**Task directions:**
Quote the lines below word for word, starting at the line that contains "173, 415, 243]" and ending at the line that contains "336, 118, 346]". Include both of those lines and nothing else.

**Given information:**
____

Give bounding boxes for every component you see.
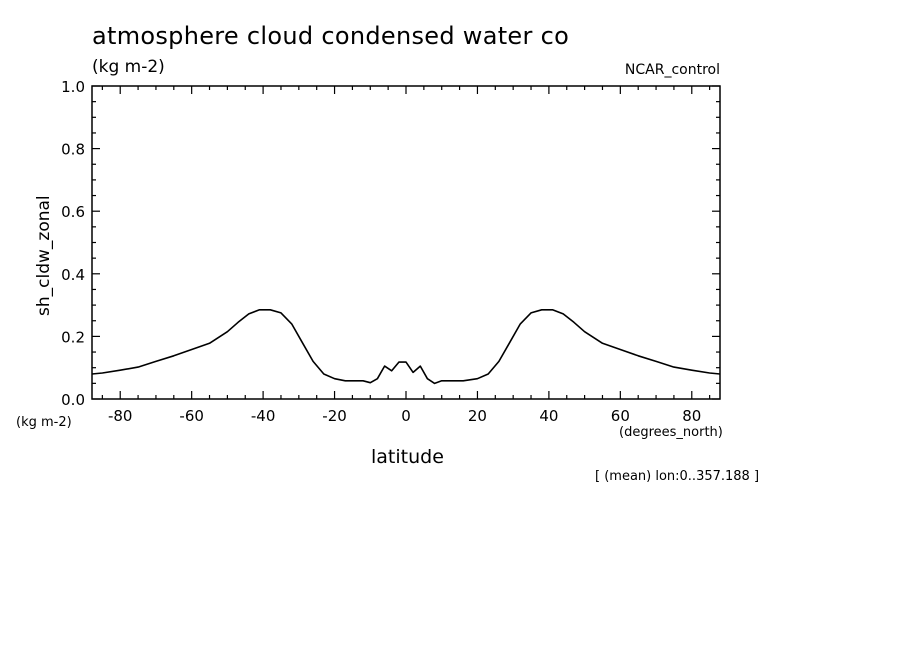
x-tick-label: 80	[682, 407, 701, 425]
x-tick-label: 60	[611, 407, 630, 425]
y-tick-label: 0.2	[61, 328, 85, 346]
x-axis-ticks: -80 -60 -40 -20 0 20 40 60 80	[101, 86, 711, 425]
y-tick-label: 0.4	[61, 266, 85, 284]
y-tick-label: 0.6	[61, 203, 85, 221]
x-tick-label: -40	[251, 407, 276, 425]
x-tick-label: -60	[179, 407, 204, 425]
y-tick-label: 1.0	[61, 78, 85, 96]
dataset-label: NCAR_control	[624, 62, 720, 78]
x-tick-label: -80	[108, 407, 133, 425]
y-axis-ticks: 0.0 0.2 0.4 0.6 0.8 1.0	[61, 78, 720, 409]
y-axis-units: (kg m-2)	[16, 415, 72, 430]
x-tick-label: 40	[539, 407, 558, 425]
x-axis-units: (degrees_north)	[619, 425, 723, 440]
x-tick-label: 20	[468, 407, 487, 425]
x-tick-label: -20	[322, 407, 347, 425]
chart-units-label: (kg m-2)	[92, 57, 165, 77]
averaging-footnote: [ (mean) lon:0..357.188 ]	[595, 469, 760, 484]
chart-title: atmosphere cloud condensed water co	[92, 22, 570, 50]
data-series-line	[91, 309, 721, 385]
x-axis-label: latitude	[371, 446, 444, 468]
x-tick-label: 0	[401, 407, 411, 425]
y-tick-label: 0.0	[61, 391, 85, 409]
y-tick-label: 0.8	[61, 141, 85, 159]
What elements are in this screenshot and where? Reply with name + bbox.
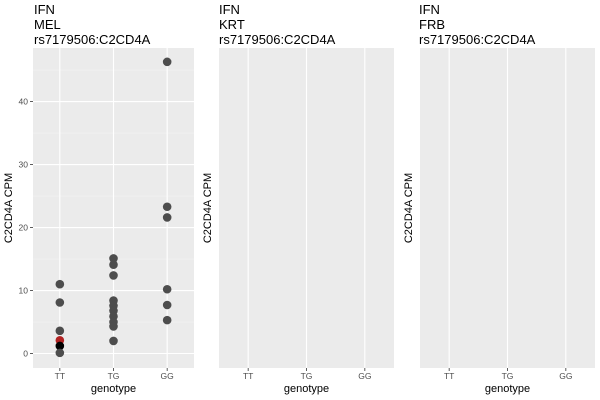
y-axis-title: C2CD4A CPM	[403, 173, 415, 243]
data-point	[55, 298, 65, 307]
x-tick-label: TG	[301, 371, 313, 381]
panel-title-line: KRT	[219, 17, 245, 32]
data-point	[162, 300, 172, 310]
x-tick-label: GG	[559, 371, 572, 381]
panel-title-3: IFN FRB rs7179506:C2CD4A	[419, 2, 535, 47]
x-axis-title: genotype	[91, 383, 136, 395]
data-point	[109, 336, 118, 346]
y-tick-label: 40	[19, 97, 29, 107]
data-point	[55, 326, 65, 336]
data-point	[109, 260, 118, 269]
y-tick-label: 30	[19, 160, 29, 170]
x-tick-label: TG	[108, 371, 120, 381]
data-point	[162, 315, 172, 325]
panel-title-1: IFN MEL rs7179506:C2CD4A	[34, 2, 150, 47]
data-point	[55, 341, 65, 351]
data-point	[55, 279, 65, 289]
data-point	[55, 348, 65, 358]
data-point	[162, 202, 172, 212]
x-tick-label: GG	[161, 371, 174, 381]
x-tick-label: TG	[502, 371, 514, 381]
panel-title-line: FRB	[419, 17, 445, 32]
data-point	[162, 57, 172, 67]
data-point	[109, 254, 118, 263]
panel-title-line: MEL	[34, 17, 61, 32]
panel-title-line: rs7179506:C2CD4A	[34, 32, 151, 47]
y-axis-title: C2CD4A CPM	[202, 173, 214, 243]
y-tick-label: 20	[19, 223, 29, 233]
x-tick-label: TT	[55, 371, 65, 381]
panel-title-line: IFN	[34, 2, 55, 17]
y-axis-title: C2CD4A CPM	[3, 173, 15, 243]
y-tick-label: 0	[23, 349, 28, 359]
panel-title-line: rs7179506:C2CD4A	[219, 32, 336, 47]
panel-title-line: IFN	[219, 2, 240, 17]
data-point	[109, 322, 118, 331]
x-tick-label: TT	[243, 371, 253, 381]
panel-title-line: rs7179506:C2CD4A	[419, 32, 536, 47]
panel-title-2: IFN KRT rs7179506:C2CD4A	[219, 2, 335, 47]
x-tick-label: GG	[358, 371, 371, 381]
data-point	[162, 213, 172, 222]
panel-title-line: IFN	[419, 2, 440, 17]
x-axis-title: genotype	[485, 383, 530, 395]
x-tick-label: TT	[444, 371, 454, 381]
data-point	[162, 284, 172, 294]
data-point	[109, 271, 118, 280]
x-axis-title: genotype	[284, 383, 329, 395]
y-tick-label: 10	[19, 286, 29, 296]
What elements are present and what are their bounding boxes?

____

**Complete answer:**
y-axis-title: C2CD4A CPM	[403, 173, 415, 243]
data-point	[55, 298, 65, 307]
x-tick-label: TG	[301, 371, 313, 381]
panel-title-line: KRT	[219, 17, 245, 32]
data-point	[162, 300, 172, 310]
x-tick-label: GG	[559, 371, 572, 381]
panel-title-3: IFN FRB rs7179506:C2CD4A	[419, 2, 535, 47]
x-axis-title: genotype	[91, 383, 136, 395]
data-point	[109, 336, 118, 346]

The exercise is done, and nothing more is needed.